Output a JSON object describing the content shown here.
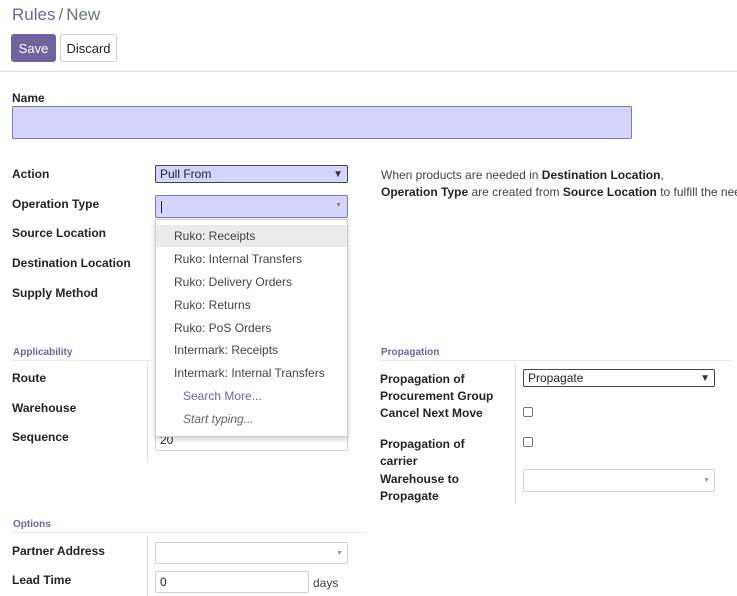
{
  "breadcrumb": {
    "root": "Rules",
    "separator": "/",
    "current": "New"
  },
  "toolbar": {
    "save_label": "Save",
    "discard_label": "Discard"
  },
  "form": {
    "name_label": "Name",
    "name_value": "",
    "action_label": "Action",
    "action_value": "Pull From",
    "operation_type_label": "Operation Type",
    "operation_type_value": "",
    "source_location_label": "Source Location",
    "destination_location_label": "Destination Location",
    "supply_method_label": "Supply Method",
    "help_line1_prefix": "When products are needed in ",
    "help_line1_bold": "Destination Location",
    "help_line1_suffix": ",",
    "help_line2_bold1": "Operation Type",
    "help_line2_mid1": " are created from ",
    "help_line2_bold2": "Source Location",
    "help_line2_suffix": " to fulfill the need."
  },
  "dropdown": {
    "items": [
      "Ruko: Receipts",
      "Ruko: Internal Transfers",
      "Ruko: Delivery Orders",
      "Ruko: Returns",
      "Ruko: PoS Orders",
      "Intermark: Receipts",
      "Intermark: Internal Transfers"
    ],
    "search_more": "Search More...",
    "hint": "Start typing..."
  },
  "applicability": {
    "title": "Applicability",
    "route_label": "Route",
    "warehouse_label": "Warehouse",
    "sequence_label": "Sequence",
    "sequence_value": "20"
  },
  "propagation": {
    "title": "Propagation",
    "procurement_label_1": "Propagation of",
    "procurement_label_2": "Procurement Group",
    "procurement_value": "Propagate",
    "cancel_next_label": "Cancel Next Move",
    "carrier_label_1": "Propagation of",
    "carrier_label_2": "carrier",
    "warehouse_label_1": "Warehouse to",
    "warehouse_label_2": "Propagate"
  },
  "options": {
    "title": "Options",
    "partner_label": "Partner Address",
    "lead_time_label": "Lead Time",
    "lead_time_value": "0",
    "lead_time_unit": "days"
  },
  "colors": {
    "accent": "#71639e",
    "input_highlight": "#d4d4ff"
  },
  "icons": [
    "chevron-down-icon",
    "caret-down-icon"
  ]
}
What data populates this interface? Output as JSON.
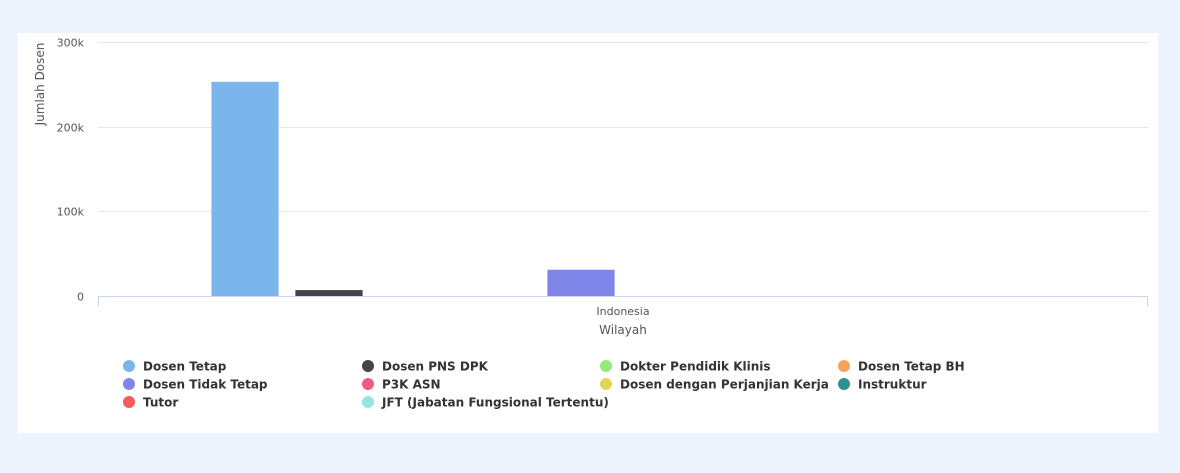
{
  "chart_data": {
    "type": "bar",
    "title": "",
    "xlabel": "Wilayah",
    "ylabel": "Jumlah Dosen",
    "categories": [
      "Indonesia"
    ],
    "ylim": [
      0,
      300000
    ],
    "yticks": [
      {
        "value": 0,
        "label": "0"
      },
      {
        "value": 100000,
        "label": "100k"
      },
      {
        "value": 200000,
        "label": "200k"
      },
      {
        "value": 300000,
        "label": "300k"
      }
    ],
    "grid": true,
    "legend_position": "bottom",
    "series": [
      {
        "name": "Dosen Tetap",
        "color": "#7cb5ec",
        "values": [
          253000
        ]
      },
      {
        "name": "Dosen PNS DPK",
        "color": "#434348",
        "values": [
          7000
        ]
      },
      {
        "name": "Dokter Pendidik Klinis",
        "color": "#90ed7d",
        "values": [
          0
        ]
      },
      {
        "name": "Dosen Tetap BH",
        "color": "#f7a35c",
        "values": [
          0
        ]
      },
      {
        "name": "Dosen Tidak Tetap",
        "color": "#8085e9",
        "values": [
          31000
        ]
      },
      {
        "name": "P3K ASN",
        "color": "#f15c80",
        "values": [
          0
        ]
      },
      {
        "name": "Dosen dengan Perjanjian Kerja",
        "color": "#e4d354",
        "values": [
          0
        ]
      },
      {
        "name": "Instruktur",
        "color": "#2b908f",
        "values": [
          0
        ]
      },
      {
        "name": "Tutor",
        "color": "#f45b5b",
        "values": [
          0
        ]
      },
      {
        "name": "JFT (Jabatan Fungsional Tertentu)",
        "color": "#91e8e1",
        "values": [
          0
        ]
      }
    ]
  }
}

▸ REQUIRED WORK
Write out every line above exactly as it is, leaving out the pictures.

▸ ANSWER TO THIS EXERCISE
Output a JSON object describing the content shown here.
{
  "breadcrumb": {
    "root": "Rules",
    "separator": "/",
    "current": "New"
  },
  "toolbar": {
    "save_label": "Save",
    "discard_label": "Discard"
  },
  "form": {
    "name_label": "Name",
    "name_value": "",
    "action_label": "Action",
    "action_value": "Pull From",
    "operation_type_label": "Operation Type",
    "operation_type_value": "",
    "source_location_label": "Source Location",
    "destination_location_label": "Destination Location",
    "supply_method_label": "Supply Method",
    "help_line1_prefix": "When products are needed in ",
    "help_line1_bold": "Destination Location",
    "help_line1_suffix": ",",
    "help_line2_bold1": "Operation Type",
    "help_line2_mid1": " are created from ",
    "help_line2_bold2": "Source Location",
    "help_line2_suffix": " to fulfill the need."
  },
  "dropdown": {
    "items": [
      "Ruko: Receipts",
      "Ruko: Internal Transfers",
      "Ruko: Delivery Orders",
      "Ruko: Returns",
      "Ruko: PoS Orders",
      "Intermark: Receipts",
      "Intermark: Internal Transfers"
    ],
    "search_more": "Search More...",
    "hint": "Start typing..."
  },
  "applicability": {
    "title": "Applicability",
    "route_label": "Route",
    "warehouse_label": "Warehouse",
    "sequence_label": "Sequence",
    "sequence_value": "20"
  },
  "propagation": {
    "title": "Propagation",
    "procurement_label_1": "Propagation of",
    "procurement_label_2": "Procurement Group",
    "procurement_value": "Propagate",
    "cancel_next_label": "Cancel Next Move",
    "carrier_label_1": "Propagation of",
    "carrier_label_2": "carrier",
    "warehouse_label_1": "Warehouse to",
    "warehouse_label_2": "Propagate"
  },
  "options": {
    "title": "Options",
    "partner_label": "Partner Address",
    "lead_time_label": "Lead Time",
    "lead_time_value": "0",
    "lead_time_unit": "days"
  },
  "colors": {
    "accent": "#71639e",
    "input_highlight": "#d4d4ff"
  },
  "icons": [
    "chevron-down-icon",
    "caret-down-icon"
  ]
}
What data populates this interface? Output as JSON.
{
  "chart_data": {
    "type": "bar",
    "title": "",
    "xlabel": "Wilayah",
    "ylabel": "Jumlah Dosen",
    "categories": [
      "Indonesia"
    ],
    "ylim": [
      0,
      300000
    ],
    "yticks": [
      {
        "value": 0,
        "label": "0"
      },
      {
        "value": 100000,
        "label": "100k"
      },
      {
        "value": 200000,
        "label": "200k"
      },
      {
        "value": 300000,
        "label": "300k"
      }
    ],
    "grid": true,
    "legend_position": "bottom",
    "series": [
      {
        "name": "Dosen Tetap",
        "color": "#7cb5ec",
        "values": [
          253000
        ]
      },
      {
        "name": "Dosen PNS DPK",
        "color": "#434348",
        "values": [
          7000
        ]
      },
      {
        "name": "Dokter Pendidik Klinis",
        "color": "#90ed7d",
        "values": [
          0
        ]
      },
      {
        "name": "Dosen Tetap BH",
        "color": "#f7a35c",
        "values": [
          0
        ]
      },
      {
        "name": "Dosen Tidak Tetap",
        "color": "#8085e9",
        "values": [
          31000
        ]
      },
      {
        "name": "P3K ASN",
        "color": "#f15c80",
        "values": [
          0
        ]
      },
      {
        "name": "Dosen dengan Perjanjian Kerja",
        "color": "#e4d354",
        "values": [
          0
        ]
      },
      {
        "name": "Instruktur",
        "color": "#2b908f",
        "values": [
          0
        ]
      },
      {
        "name": "Tutor",
        "color": "#f45b5b",
        "values": [
          0
        ]
      },
      {
        "name": "JFT (Jabatan Fungsional Tertentu)",
        "color": "#91e8e1",
        "values": [
          0
        ]
      }
    ]
  }
}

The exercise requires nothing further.